Local worker disk is the baseline. CoronaFS is the shared block volume path used for mutable VM disks, exported from `node01` over NBD.
| Metric | Local Disk | CoronaFS |
|---|---:|---:|
| Sequential write | 26.36 MiB/s | 5.24 MiB/s |
| Sequential read | 348.77 MiB/s | 10.08 MiB/s |
| 4k random read | 1243 IOPS | 145 IOPS |
Queue-depth profile (`libaio`, `iodepth=32`) from the same worker:
| Metric | Local Disk | CoronaFS |
|---|---:|---:|
| Depth-32 write | 27.12 MiB/s | 11.42 MiB/s |
| Depth-32 read | 4797.47 MiB/s | 10.06 MiB/s |
Cross-worker shared-volume visibility, measured by writing on `node04` and reading from `node05` over the same CoronaFS NBD export:
| Metric | Result |
|---|---:|
| Cross-worker sequential read | 17.72 MiB/s |
## LightningStor
Measured from `node03` against the S3-compatible endpoint on `node01`.
The object path exercised the distributed backend with replication across the worker storage nodes.
Cluster network baseline for this client, measured with `iperf3` from `node03` to `node01` before the storage tests:
| Metric | Result |
|---|---:|
| TCP throughput | 18.35 MiB/s |
| TCP retransmits | 78 |
### Large-object path
| Metric | Result |
|---|---:|
| Object size | 256 MiB |
| Upload throughput | 8.11 MiB/s |
| Download throughput | 7.54 MiB/s |
### Small-object batch
Measured as 32 objects of 4 MiB each (128 MiB total).
| Metric | Result |
|---|---:|
| Batch upload throughput | 0.81 MiB/s |
| Batch download throughput | 0.83 MiB/s |
| PUT rate | 0.20 objects/s |
| GET rate | 0.21 objects/s |
### Parallel small-object batch
Measured as the same 32 objects of 4 MiB each, but with 8 concurrent client jobs from `node03`.
| Metric | Result |
|---|---:|
| Parallel batch upload throughput | 3.03 MiB/s |
| Parallel batch download throughput | 2.89 MiB/s |
| Parallel PUT rate | 0.76 objects/s |
| Parallel GET rate | 0.72 objects/s |
## VM Image Path
Measured against the real `PlasmaVMC -> LightningStor artifact -> CoronaFS-backed managed volume` path on `node01`.
| Metric | Result |
|---|---:|
| Guest image artifact size | 2017 MiB |
| Guest image virtual size | 4096 MiB |
| `CreateImage` latency | 176.03 s |
| First image-backed `CreateVolume` latency | 76.51 s |
| Second image-backed `CreateVolume` latency | 170.49 s |
## Assessment
- CoronaFS shared-volume reads are currently 2.9% of the measured local-disk baseline on this nested-QEMU lab cluster.

SHORT EXERCISE A: Translate this sentence from the storage benchmark excerpt into Spanish: "The object path exercised the distributed backend with replication across the worker storage nodes."

RECORDS TO PROCESS:

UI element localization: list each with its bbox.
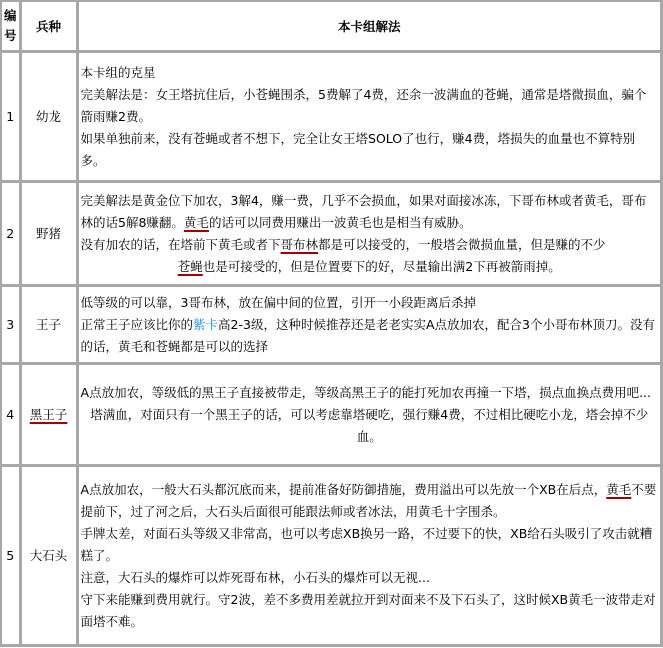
method-cell: 本卡组的克星 完美解法是：女王塔抗住后，小苍蝇围杀，5费解了4费，还余一波满血的… xyxy=(78,52,662,182)
method-paragraph: 完美解法是：女王塔抗住后，小苍蝇围杀，5费解了4费，还余一波满血的苍蝇，通常是塔… xyxy=(81,84,658,128)
table-row: 4 黑王子 A点放加农，等级低的黑王子直接被带走，等级高黑王子的能打死加农再撞一… xyxy=(1,364,662,466)
method-paragraph: 守下来能赚到费用就行。守2波，差不多费用差就拉开到对面来不及下石头了，这时候XB… xyxy=(81,589,658,633)
method-paragraph: 如果单独前来，没有苍蝇或者不想下，完全让女王塔SOLO了也行，赚4费，塔损失的血… xyxy=(81,128,658,172)
method-paragraph: A点放加农，一般大石头都沉底而来，提前准备好防御措施，费用溢出可以先放一个XB在… xyxy=(81,479,658,523)
unit-name: 大石头 xyxy=(21,466,78,646)
method-paragraph: 手牌太差，对面石头等级又非常高，也可以考虑XB换另一路，不过要下的快，XB给石头… xyxy=(81,523,658,567)
unit-link-yellow-hair[interactable]: 黄毛 xyxy=(184,215,209,230)
row-number: 4 xyxy=(1,364,21,466)
method-paragraph: A点放加农，等级低的黑王子直接被带走，等级高黑王子的能打死加农再撞一下塔，损点血… xyxy=(81,382,658,404)
header-unit: 兵种 xyxy=(21,1,78,52)
text-segment: 的话可以同费用赚出一波黄毛也是相当有威胁。 xyxy=(209,215,472,230)
method-paragraph: 苍蝇也是可接受的，但是位置要下的好，尽量输出满2下再被箭雨掉。 xyxy=(81,256,658,278)
unit-name: 黑王子 xyxy=(21,364,78,466)
unit-link-dark-prince[interactable]: 黑王子 xyxy=(30,407,68,422)
method-paragraph: 正常王子应该比你的紫卡高2-3级，这种时候推荐还是老老实实A点放加农，配合3个小… xyxy=(81,314,658,358)
table-row: 5 大石头 A点放加农，一般大石头都沉底而来，提前准备好防御措施，费用溢出可以先… xyxy=(1,466,662,646)
table-row: 2 野猪 完美解法是黄金位下加农，3解4，赚一费，几乎不会损血，如果对面接冰冻，… xyxy=(1,182,662,286)
header-method: 本卡组解法 xyxy=(78,1,662,52)
unit-name: 幼龙 xyxy=(21,52,78,182)
table-header-row: 编号 兵种 本卡组解法 xyxy=(1,1,662,52)
method-paragraph: 完美解法是黄金位下加农，3解4，赚一费，几乎不会损血，如果对面接冰冻，下哥布林或… xyxy=(81,190,658,234)
row-number: 5 xyxy=(1,466,21,646)
row-number: 2 xyxy=(1,182,21,286)
row-number: 3 xyxy=(1,286,21,364)
unit-link-goblin[interactable]: 哥布林 xyxy=(281,237,319,252)
card-deck-counter-table: 编号 兵种 本卡组解法 1 幼龙 本卡组的克星 完美解法是：女王塔抗住后，小苍蝇… xyxy=(0,0,663,647)
purple-card-link[interactable]: 紫卡 xyxy=(193,317,218,332)
text-segment: 也是可接受的，但是位置要下的好，尽量输出满2下再被箭雨掉。 xyxy=(203,259,561,274)
table-row: 1 幼龙 本卡组的克星 完美解法是：女王塔抗住后，小苍蝇围杀，5费解了4费，还余… xyxy=(1,52,662,182)
unit-name: 王子 xyxy=(21,286,78,364)
text-segment: A点放加农，一般大石头都沉底而来，提前准备好防御措施，费用溢出可以先放一个XB在… xyxy=(81,482,607,497)
table-row: 3 王子 低等级的可以靠，3哥布林，放在偏中间的位置，引开一小段距离后杀掉 正常… xyxy=(1,286,662,364)
method-cell: 低等级的可以靠，3哥布林，放在偏中间的位置，引开一小段距离后杀掉 正常王子应该比… xyxy=(78,286,662,364)
row-number: 1 xyxy=(1,52,21,182)
method-paragraph: 塔满血，对面只有一个黑王子的话，可以考虑靠塔硬吃，强行赚4费，不过相比硬吃小龙，… xyxy=(81,404,658,448)
unit-link-minions[interactable]: 苍蝇 xyxy=(178,259,203,274)
method-cell: 完美解法是黄金位下加农，3解4，赚一费，几乎不会损血，如果对面接冰冻，下哥布林或… xyxy=(78,182,662,286)
text-segment: 没有加农的话，在塔前下黄毛或者下 xyxy=(81,237,281,252)
unit-name: 野猪 xyxy=(21,182,78,286)
text-segment: 正常王子应该比你的 xyxy=(81,317,194,332)
method-paragraph: 低等级的可以靠，3哥布林，放在偏中间的位置，引开一小段距离后杀掉 xyxy=(81,292,658,314)
header-number: 编号 xyxy=(1,1,21,52)
method-cell: A点放加农，等级低的黑王子直接被带走，等级高黑王子的能打死加农再撞一下塔，损点血… xyxy=(78,364,662,466)
method-paragraph: 本卡组的克星 xyxy=(81,62,658,84)
method-cell: A点放加农，一般大石头都沉底而来，提前准备好防御措施，费用溢出可以先放一个XB在… xyxy=(78,466,662,646)
method-paragraph: 注意，大石头的爆炸可以炸死哥布林，小石头的爆炸可以无视... xyxy=(81,567,658,589)
unit-link-yellow-hair[interactable]: 黄毛 xyxy=(606,482,631,497)
text-segment: 都是可以接受的，一般塔会微损血量，但是赚的不少 xyxy=(318,237,606,252)
method-paragraph: 没有加农的话，在塔前下黄毛或者下哥布林都是可以接受的，一般塔会微损血量，但是赚的… xyxy=(81,234,658,256)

SHORT EXERCISE B: Copy out, character for character, everything in the records from the line containing "method-cell: 本卡组的克星 完美解法是：女王塔抗住后，小苍蝇围杀，5费解了4费，还余一波满血的…" down to the line containing "table-header-row: 编号 兵种", including both of those lines.

ANSWER A: La ruta de objetos puso a prueba el backend distribuido con replicación entre los nodos trabajadores de almacenamiento.

ANSWER B:
method-cell: 本卡组的克星 完美解法是：女王塔抗住后，小苍蝇围杀，5费解了4费，还余一波满血的… xyxy=(78,52,662,182)
method-paragraph: 完美解法是：女王塔抗住后，小苍蝇围杀，5费解了4费，还余一波满血的苍蝇，通常是塔… xyxy=(81,84,658,128)
table-row: 4 黑王子 A点放加农，等级低的黑王子直接被带走，等级高黑王子的能打死加农再撞一… xyxy=(1,364,662,466)
method-paragraph: 守下来能赚到费用就行。守2波，差不多费用差就拉开到对面来不及下石头了，这时候XB… xyxy=(81,589,658,633)
method-paragraph: 如果单独前来，没有苍蝇或者不想下，完全让女王塔SOLO了也行，赚4费，塔损失的血… xyxy=(81,128,658,172)
method-paragraph: A点放加农，一般大石头都沉底而来，提前准备好防御措施，费用溢出可以先放一个XB在… xyxy=(81,479,658,523)
unit-name: 大石头 xyxy=(21,466,78,646)
method-paragraph: 手牌太差，对面石头等级又非常高，也可以考虑XB换另一路，不过要下的快，XB给石头… xyxy=(81,523,658,567)
unit-link-yellow-hair[interactable]: 黄毛 xyxy=(184,215,209,230)
row-number: 4 xyxy=(1,364,21,466)
method-paragraph: A点放加农，等级低的黑王子直接被带走，等级高黑王子的能打死加农再撞一下塔，损点血… xyxy=(81,382,658,404)
header-unit: 兵种 xyxy=(21,1,78,52)
text-segment: 的话可以同费用赚出一波黄毛也是相当有威胁。 xyxy=(209,215,472,230)
method-paragraph: 苍蝇也是可接受的，但是位置要下的好，尽量输出满2下再被箭雨掉。 xyxy=(81,256,658,278)
unit-name: 黑王子 xyxy=(21,364,78,466)
unit-link-dark-prince[interactable]: 黑王子 xyxy=(30,407,68,422)
method-paragraph: 正常王子应该比你的紫卡高2-3级，这种时候推荐还是老老实实A点放加农，配合3个小… xyxy=(81,314,658,358)
table-row: 5 大石头 A点放加农，一般大石头都沉底而来，提前准备好防御措施，费用溢出可以先… xyxy=(1,466,662,646)
table-row: 2 野猪 完美解法是黄金位下加农，3解4，赚一费，几乎不会损血，如果对面接冰冻，… xyxy=(1,182,662,286)
header-method: 本卡组解法 xyxy=(78,1,662,52)
unit-name: 幼龙 xyxy=(21,52,78,182)
table-header-row: 编号 兵种 本卡组解法 xyxy=(1,1,662,52)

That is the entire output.